DIRECTION A: Using the IPO primer for hedge fund managers, explain in one to three sentences why a Fund that invests before an IPO often holds convertible preferred stock.
DIRECTION B: Please translate this sentence from the IPO primer into Spanish: "Generally, the right to board representation is set forth in a shareholders’ agreement."

Hedge Fund Managers Undertaking a Portfolio Company IPO: A Primer

June 1, 2015, 4:00 AM UTC

The strong capital markets have recently led to record numbers of initial public offerings. Often, the principal investor in a company going public is a traditional private equity firm, whose investment manager will be familiar with IPOs as a standard portfolio company liquidity event. On occasion, though, a key pre-IPO investor will be a hedge fund, or other pooled investment vehicle not meeting the traditional PE profile, that has deployed capital to the portfolio company as part of the fund’s illiquid or “side pocket” investment program. In contrast to a classic PE sponsor, the hedge fund manager may have only infrequent contact with the IPO process and thus be less conversant in the key issues surrounding such a transaction.

This article is a brief primer for the hedge fund manager who is invested in a portfolio company undertaking a Securities and Exchange Commission-registered IPO, but for whom the transaction is not business as usual. We describe key issues the manager should be prepared to address. These issues include the type of securities the hedge fund will hold post-IPO; board representation; legal risks associated with the company’s disclosure to investors; planning for post-IPO liquidity; and securities law regulatory matters following closing. For purposes of this article, we assume the hedge fund has a significant (though perhaps minority) equity interest in the pre-IPO company and will retain a meaningful minority equity position following the offering. We refer to the hedge fund and its manager together as the “Fund,” and to the side pocket portfolio company undertaking the IPO as the “Company.”

Securities Pre- and Post-IPO

The Fund’s pre-IPO investment in the Company—especially where the Fund is a minority financial investor—often will have taken the form of convertible preferred stock. Committing capital as a convertible preferred investor generally enables the Fund to limit downside risk through the preferred stock’s liquidation preference, while permitting the Fund to capture upside potential through conversion into the Company’s common stock.

The preferred stock’s terms may provide for automatic conversion upon a “qualifying” IPO. 1Generally, a “qualifying” IPO means an IPO satisfying an agreed upon minimum aggregate offering size (e.g., $200 million) or price per share. If not, the treatment of the preferred stock upon the IPO—e.g., being redeemed with cash, converted or remaining outstanding—will be a subject of discussion among the Company, the Fund and other members of the working group. While the Fund may favor retaining its preferred stock, the Company may advance reasons in favor of conversion. These reasons might include the likelihood of additional SEC comments during the registration process if convertible preferred remains outstanding; potential accounting issues (e.g., equity vs. liability treatment); and possible adverse market perceptions due to overhang or Company obligations to pay preferred dividends. Outstanding warrants and options can raise analogous concerns and thus may be candidates for exercise in connection with the IPO.

Board Representation

Pre-IPO, many hedge funds making a material investment in a portfolio company will negotiate for the right to appoint one or more Company directors. Generally, the right to board representation is set forth in a shareholders’ agreement. The shareholders’ agreement typically terminates upon an IPO, however, which means the Fund must consider whether and how its director-appointment rights will continue after the Company goes public. 2There are certain provisions of the shareholders’ agreement that are intended to survive an IPO but generally such provisions are moved to a new stand-alone agreement (e.g., a registration rights agreement) and the shareholders’ agreement is terminated in its entirety when the IPO closes.

DATA LINES:
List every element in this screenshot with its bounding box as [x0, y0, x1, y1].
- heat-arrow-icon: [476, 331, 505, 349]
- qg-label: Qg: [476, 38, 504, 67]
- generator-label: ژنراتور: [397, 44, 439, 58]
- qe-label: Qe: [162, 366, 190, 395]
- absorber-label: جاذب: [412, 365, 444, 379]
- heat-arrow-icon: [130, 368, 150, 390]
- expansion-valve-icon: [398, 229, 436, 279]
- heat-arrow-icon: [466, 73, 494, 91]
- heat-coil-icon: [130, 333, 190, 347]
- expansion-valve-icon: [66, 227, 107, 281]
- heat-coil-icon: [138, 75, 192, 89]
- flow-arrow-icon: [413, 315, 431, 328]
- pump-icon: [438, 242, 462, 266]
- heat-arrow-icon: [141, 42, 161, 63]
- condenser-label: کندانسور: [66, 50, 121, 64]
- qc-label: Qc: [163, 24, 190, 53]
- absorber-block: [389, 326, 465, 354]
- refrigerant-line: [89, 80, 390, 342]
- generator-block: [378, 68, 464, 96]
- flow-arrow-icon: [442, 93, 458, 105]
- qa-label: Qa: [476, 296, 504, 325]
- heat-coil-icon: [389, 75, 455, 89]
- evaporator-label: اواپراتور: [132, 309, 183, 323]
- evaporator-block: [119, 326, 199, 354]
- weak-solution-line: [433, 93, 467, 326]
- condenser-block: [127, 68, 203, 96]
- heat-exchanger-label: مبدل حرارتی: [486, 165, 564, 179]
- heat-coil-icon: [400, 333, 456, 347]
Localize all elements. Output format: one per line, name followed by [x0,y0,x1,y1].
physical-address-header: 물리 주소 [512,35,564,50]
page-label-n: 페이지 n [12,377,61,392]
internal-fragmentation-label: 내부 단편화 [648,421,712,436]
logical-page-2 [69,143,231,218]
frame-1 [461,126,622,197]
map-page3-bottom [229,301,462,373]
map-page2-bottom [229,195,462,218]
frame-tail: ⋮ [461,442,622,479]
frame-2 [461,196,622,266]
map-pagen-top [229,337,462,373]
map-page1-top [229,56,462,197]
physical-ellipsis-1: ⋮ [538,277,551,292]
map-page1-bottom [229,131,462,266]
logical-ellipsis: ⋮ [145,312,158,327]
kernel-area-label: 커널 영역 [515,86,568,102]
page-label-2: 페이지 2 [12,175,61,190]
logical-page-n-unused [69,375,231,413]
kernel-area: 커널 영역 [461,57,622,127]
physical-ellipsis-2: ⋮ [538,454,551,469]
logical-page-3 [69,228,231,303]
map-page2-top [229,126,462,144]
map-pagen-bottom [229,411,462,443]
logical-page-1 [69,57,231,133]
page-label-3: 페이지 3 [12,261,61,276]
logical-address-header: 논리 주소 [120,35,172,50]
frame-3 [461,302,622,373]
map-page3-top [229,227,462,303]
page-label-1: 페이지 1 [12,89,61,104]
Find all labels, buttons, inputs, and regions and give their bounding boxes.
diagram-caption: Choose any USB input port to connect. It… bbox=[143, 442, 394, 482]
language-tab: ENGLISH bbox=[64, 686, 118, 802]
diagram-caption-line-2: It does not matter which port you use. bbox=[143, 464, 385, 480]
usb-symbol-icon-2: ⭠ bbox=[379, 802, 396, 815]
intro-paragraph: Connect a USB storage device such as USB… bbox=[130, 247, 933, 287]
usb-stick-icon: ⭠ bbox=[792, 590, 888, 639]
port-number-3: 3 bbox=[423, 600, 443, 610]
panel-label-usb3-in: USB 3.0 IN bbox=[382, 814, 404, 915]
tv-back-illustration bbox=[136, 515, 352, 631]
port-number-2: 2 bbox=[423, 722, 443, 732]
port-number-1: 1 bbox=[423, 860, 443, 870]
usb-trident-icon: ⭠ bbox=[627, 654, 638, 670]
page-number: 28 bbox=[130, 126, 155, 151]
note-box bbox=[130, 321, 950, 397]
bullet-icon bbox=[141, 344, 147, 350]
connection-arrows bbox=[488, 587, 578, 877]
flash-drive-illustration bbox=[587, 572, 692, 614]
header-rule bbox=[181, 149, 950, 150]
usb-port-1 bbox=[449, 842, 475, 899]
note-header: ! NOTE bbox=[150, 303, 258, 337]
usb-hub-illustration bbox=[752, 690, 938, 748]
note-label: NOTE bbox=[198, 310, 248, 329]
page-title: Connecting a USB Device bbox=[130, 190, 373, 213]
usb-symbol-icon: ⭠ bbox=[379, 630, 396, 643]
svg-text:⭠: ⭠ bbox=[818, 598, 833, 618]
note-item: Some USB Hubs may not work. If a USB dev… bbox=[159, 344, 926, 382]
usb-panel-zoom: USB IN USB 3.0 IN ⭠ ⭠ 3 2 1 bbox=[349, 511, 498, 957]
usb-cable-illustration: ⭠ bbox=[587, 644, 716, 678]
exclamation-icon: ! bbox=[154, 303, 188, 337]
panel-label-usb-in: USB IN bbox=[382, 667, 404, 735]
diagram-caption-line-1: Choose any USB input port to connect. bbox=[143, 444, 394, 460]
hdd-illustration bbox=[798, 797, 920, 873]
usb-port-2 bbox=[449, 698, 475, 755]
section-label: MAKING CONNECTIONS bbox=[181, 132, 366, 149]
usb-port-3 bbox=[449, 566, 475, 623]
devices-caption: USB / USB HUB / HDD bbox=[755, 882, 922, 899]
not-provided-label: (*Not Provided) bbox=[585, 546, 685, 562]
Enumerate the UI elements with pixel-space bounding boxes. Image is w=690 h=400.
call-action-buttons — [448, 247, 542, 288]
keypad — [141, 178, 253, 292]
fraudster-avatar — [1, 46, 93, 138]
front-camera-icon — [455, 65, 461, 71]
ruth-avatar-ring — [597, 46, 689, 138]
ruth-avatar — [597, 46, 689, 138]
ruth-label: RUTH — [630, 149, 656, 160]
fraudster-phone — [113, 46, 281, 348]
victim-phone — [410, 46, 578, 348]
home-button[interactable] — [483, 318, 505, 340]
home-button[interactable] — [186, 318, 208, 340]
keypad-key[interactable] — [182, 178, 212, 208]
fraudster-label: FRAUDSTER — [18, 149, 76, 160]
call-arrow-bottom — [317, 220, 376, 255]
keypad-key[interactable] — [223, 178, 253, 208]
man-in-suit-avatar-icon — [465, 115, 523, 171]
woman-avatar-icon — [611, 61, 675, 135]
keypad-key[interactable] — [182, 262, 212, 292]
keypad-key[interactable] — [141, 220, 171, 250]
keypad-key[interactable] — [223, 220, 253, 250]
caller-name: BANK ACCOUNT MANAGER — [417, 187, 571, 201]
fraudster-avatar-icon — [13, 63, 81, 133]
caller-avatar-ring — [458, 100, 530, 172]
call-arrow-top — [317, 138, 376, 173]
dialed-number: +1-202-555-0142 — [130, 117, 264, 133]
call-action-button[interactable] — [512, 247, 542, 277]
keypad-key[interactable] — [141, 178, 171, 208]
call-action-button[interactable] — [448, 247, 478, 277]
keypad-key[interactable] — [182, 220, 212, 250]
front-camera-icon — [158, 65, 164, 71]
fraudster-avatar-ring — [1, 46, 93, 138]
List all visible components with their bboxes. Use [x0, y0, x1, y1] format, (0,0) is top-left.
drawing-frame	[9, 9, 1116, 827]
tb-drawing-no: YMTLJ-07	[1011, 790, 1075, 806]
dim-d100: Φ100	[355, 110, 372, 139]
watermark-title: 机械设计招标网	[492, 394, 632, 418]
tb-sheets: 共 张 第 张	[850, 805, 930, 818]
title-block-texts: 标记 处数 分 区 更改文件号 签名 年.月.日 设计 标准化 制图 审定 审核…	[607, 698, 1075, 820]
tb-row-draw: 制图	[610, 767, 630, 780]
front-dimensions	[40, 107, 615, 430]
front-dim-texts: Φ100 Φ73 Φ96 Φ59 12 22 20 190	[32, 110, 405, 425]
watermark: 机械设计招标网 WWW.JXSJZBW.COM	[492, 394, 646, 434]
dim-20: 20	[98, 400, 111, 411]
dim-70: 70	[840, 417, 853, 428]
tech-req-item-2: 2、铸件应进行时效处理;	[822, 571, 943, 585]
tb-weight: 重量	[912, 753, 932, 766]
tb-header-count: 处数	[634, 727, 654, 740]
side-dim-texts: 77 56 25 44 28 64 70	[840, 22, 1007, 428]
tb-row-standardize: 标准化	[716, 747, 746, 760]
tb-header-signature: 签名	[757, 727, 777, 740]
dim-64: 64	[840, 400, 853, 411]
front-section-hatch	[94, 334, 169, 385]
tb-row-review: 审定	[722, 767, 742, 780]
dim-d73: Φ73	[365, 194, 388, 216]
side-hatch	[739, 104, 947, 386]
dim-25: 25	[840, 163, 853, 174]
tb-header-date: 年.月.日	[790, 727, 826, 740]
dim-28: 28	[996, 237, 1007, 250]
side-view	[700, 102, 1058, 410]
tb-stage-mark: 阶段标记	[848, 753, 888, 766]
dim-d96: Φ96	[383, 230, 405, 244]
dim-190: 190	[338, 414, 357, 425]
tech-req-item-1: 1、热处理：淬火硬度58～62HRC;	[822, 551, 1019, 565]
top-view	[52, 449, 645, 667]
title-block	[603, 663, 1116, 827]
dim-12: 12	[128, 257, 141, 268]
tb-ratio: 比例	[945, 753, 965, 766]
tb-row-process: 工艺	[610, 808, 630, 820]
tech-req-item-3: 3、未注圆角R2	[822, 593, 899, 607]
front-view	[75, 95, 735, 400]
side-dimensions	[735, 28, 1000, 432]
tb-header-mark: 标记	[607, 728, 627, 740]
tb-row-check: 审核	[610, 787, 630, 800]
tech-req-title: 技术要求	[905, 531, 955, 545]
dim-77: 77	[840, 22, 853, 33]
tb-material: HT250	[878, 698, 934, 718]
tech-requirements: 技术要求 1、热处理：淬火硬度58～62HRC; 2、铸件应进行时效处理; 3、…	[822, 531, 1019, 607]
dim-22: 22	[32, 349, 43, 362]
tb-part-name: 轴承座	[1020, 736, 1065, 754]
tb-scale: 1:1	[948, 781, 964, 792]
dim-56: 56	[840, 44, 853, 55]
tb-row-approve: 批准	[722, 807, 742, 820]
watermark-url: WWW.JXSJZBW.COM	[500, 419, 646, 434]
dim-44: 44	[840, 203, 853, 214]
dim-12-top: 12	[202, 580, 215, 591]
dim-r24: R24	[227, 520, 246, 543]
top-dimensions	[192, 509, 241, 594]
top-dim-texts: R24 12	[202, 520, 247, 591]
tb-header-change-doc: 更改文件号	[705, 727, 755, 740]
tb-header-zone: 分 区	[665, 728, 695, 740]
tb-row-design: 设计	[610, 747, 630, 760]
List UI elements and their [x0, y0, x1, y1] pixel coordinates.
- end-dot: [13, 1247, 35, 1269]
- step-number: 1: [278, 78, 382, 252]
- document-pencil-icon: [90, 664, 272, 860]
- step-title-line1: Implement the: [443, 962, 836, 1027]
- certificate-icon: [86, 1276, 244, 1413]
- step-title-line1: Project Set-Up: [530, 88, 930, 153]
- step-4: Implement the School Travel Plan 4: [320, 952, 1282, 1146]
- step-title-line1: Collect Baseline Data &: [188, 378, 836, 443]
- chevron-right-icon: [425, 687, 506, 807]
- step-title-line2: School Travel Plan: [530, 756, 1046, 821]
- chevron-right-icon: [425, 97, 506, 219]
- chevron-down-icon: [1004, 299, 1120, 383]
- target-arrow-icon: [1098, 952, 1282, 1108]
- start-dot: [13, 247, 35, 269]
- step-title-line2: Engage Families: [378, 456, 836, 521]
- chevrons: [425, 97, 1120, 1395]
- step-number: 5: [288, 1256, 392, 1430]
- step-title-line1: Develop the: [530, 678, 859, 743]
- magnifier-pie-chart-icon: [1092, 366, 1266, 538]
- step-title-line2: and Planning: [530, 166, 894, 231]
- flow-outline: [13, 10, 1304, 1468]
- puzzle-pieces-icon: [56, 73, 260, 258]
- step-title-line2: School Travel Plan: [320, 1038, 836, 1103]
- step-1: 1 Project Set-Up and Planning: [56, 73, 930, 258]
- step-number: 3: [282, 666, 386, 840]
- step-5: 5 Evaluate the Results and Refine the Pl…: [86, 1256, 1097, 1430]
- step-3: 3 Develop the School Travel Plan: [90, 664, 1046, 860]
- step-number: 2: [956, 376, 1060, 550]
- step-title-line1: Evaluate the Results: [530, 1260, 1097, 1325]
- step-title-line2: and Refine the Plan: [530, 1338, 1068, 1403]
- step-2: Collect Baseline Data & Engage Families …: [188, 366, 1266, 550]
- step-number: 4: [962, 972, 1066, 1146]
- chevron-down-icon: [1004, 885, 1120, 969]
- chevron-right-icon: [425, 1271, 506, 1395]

TASK RESPONSE A: Convertible preferred stock lets the Fund limit downside risk through the stock's liquidation preference. It also lets the Fund capture upside potential by converting into the Company's common stock.

TASK RESPONSE B: Por lo general, el derecho a tener representación en el consejo de administración se establece en un acuerdo de accionistas.